# Entries shown
-- start --
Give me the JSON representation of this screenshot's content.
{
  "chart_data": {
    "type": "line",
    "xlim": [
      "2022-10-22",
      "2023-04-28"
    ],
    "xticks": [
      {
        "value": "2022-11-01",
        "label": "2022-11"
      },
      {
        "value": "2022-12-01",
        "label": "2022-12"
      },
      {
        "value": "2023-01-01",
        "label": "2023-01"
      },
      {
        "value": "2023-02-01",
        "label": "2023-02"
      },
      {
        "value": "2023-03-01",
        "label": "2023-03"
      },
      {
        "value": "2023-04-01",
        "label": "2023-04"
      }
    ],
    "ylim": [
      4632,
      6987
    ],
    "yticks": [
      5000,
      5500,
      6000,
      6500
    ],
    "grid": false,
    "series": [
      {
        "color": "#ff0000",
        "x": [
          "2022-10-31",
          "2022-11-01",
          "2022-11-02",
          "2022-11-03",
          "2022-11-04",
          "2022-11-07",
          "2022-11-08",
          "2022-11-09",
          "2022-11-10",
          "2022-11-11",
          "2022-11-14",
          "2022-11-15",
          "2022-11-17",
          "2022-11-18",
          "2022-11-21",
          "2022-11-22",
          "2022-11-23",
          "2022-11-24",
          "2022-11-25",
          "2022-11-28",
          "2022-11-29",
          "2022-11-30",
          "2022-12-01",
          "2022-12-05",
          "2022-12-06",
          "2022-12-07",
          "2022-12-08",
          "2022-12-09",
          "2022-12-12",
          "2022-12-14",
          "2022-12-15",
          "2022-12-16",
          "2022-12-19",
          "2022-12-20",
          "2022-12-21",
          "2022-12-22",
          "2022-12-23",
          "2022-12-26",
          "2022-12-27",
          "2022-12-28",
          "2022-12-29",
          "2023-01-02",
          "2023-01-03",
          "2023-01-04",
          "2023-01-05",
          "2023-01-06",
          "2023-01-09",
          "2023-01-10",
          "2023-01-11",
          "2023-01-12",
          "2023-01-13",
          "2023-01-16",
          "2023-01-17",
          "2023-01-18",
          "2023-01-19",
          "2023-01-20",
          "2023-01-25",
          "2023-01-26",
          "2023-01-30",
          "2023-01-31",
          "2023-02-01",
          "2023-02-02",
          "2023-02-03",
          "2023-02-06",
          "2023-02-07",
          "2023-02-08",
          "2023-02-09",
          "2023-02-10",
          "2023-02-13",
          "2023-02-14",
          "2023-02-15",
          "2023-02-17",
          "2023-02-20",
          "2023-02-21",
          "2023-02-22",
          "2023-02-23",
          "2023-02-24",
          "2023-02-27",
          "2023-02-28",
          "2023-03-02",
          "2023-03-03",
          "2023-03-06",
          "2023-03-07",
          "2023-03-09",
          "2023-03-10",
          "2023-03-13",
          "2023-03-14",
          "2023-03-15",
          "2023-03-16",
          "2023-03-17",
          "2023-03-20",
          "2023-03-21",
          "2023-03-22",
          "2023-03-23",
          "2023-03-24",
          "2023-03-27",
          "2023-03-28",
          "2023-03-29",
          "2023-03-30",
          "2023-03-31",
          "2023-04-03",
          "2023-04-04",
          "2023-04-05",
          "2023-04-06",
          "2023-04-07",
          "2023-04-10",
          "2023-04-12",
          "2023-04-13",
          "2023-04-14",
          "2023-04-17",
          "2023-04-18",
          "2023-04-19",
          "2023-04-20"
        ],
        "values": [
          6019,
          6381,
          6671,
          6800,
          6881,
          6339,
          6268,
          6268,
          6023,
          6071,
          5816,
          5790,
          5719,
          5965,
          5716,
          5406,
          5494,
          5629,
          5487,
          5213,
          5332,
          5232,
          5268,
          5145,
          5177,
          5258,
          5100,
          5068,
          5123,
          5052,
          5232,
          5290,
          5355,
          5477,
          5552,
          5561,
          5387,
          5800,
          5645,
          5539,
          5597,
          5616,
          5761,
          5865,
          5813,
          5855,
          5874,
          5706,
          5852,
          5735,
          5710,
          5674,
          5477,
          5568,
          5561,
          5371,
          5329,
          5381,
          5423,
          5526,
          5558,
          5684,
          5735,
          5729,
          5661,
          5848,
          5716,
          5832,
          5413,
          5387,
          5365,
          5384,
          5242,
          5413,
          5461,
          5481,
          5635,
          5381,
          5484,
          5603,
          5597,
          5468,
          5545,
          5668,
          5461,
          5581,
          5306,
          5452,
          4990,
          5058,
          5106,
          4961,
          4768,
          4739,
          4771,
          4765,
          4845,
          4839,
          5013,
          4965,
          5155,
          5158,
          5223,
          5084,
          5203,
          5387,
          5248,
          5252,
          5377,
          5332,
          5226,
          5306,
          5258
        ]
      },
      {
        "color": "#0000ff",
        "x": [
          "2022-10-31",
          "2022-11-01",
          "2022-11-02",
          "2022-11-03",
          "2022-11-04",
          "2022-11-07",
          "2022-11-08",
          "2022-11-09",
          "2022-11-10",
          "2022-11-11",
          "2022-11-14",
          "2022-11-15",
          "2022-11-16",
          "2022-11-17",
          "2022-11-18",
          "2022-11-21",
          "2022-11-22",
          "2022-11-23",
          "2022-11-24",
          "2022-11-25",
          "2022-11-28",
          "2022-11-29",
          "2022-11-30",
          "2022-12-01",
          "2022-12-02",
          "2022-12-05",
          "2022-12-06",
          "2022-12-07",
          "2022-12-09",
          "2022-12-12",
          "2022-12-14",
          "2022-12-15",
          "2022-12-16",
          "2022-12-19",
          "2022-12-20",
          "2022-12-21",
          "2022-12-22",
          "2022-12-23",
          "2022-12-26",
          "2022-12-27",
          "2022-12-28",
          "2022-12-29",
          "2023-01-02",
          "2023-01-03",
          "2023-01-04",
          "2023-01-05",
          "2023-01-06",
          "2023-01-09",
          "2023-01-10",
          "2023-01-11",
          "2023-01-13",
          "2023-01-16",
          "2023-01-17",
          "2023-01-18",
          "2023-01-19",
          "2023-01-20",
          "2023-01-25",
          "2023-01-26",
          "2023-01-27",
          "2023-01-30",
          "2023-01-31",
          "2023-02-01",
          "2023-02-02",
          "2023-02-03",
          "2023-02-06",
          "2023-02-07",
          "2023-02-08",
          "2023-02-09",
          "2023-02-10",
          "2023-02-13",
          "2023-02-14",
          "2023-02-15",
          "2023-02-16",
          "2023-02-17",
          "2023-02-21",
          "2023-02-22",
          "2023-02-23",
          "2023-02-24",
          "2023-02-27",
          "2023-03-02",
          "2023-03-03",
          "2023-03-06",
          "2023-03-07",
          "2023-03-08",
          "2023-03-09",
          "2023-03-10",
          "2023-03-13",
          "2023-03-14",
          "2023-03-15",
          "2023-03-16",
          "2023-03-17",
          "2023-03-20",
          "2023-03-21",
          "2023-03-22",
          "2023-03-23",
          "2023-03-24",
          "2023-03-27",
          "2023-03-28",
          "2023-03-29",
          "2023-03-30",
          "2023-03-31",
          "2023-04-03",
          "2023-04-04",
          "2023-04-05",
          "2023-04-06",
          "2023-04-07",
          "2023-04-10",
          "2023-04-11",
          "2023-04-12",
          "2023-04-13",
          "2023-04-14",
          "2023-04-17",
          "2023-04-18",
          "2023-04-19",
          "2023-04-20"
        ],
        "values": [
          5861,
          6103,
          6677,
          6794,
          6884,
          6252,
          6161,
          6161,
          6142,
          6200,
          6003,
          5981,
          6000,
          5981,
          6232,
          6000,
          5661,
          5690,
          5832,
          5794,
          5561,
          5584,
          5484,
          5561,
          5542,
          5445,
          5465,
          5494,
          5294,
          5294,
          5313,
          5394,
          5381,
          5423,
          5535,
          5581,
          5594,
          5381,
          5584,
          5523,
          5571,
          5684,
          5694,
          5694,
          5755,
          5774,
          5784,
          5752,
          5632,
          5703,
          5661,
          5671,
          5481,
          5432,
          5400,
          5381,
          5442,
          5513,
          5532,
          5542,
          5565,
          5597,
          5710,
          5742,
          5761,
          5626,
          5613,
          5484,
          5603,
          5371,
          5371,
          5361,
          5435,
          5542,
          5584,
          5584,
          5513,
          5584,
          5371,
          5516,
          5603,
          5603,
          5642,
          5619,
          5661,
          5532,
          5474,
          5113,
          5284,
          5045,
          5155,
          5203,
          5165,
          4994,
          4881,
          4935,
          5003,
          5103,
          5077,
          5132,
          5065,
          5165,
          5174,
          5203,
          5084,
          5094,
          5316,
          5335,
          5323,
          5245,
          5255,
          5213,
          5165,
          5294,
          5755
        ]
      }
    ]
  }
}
-- end --
Where does the word "label" appear? Return each line that holds it.

# Worked answer
        "label": "2022-11"
        "label": "2022-12"
        "label": "2023-01"
        "label": "2023-02"
        "label": "2023-03"
        "label": "2023-04"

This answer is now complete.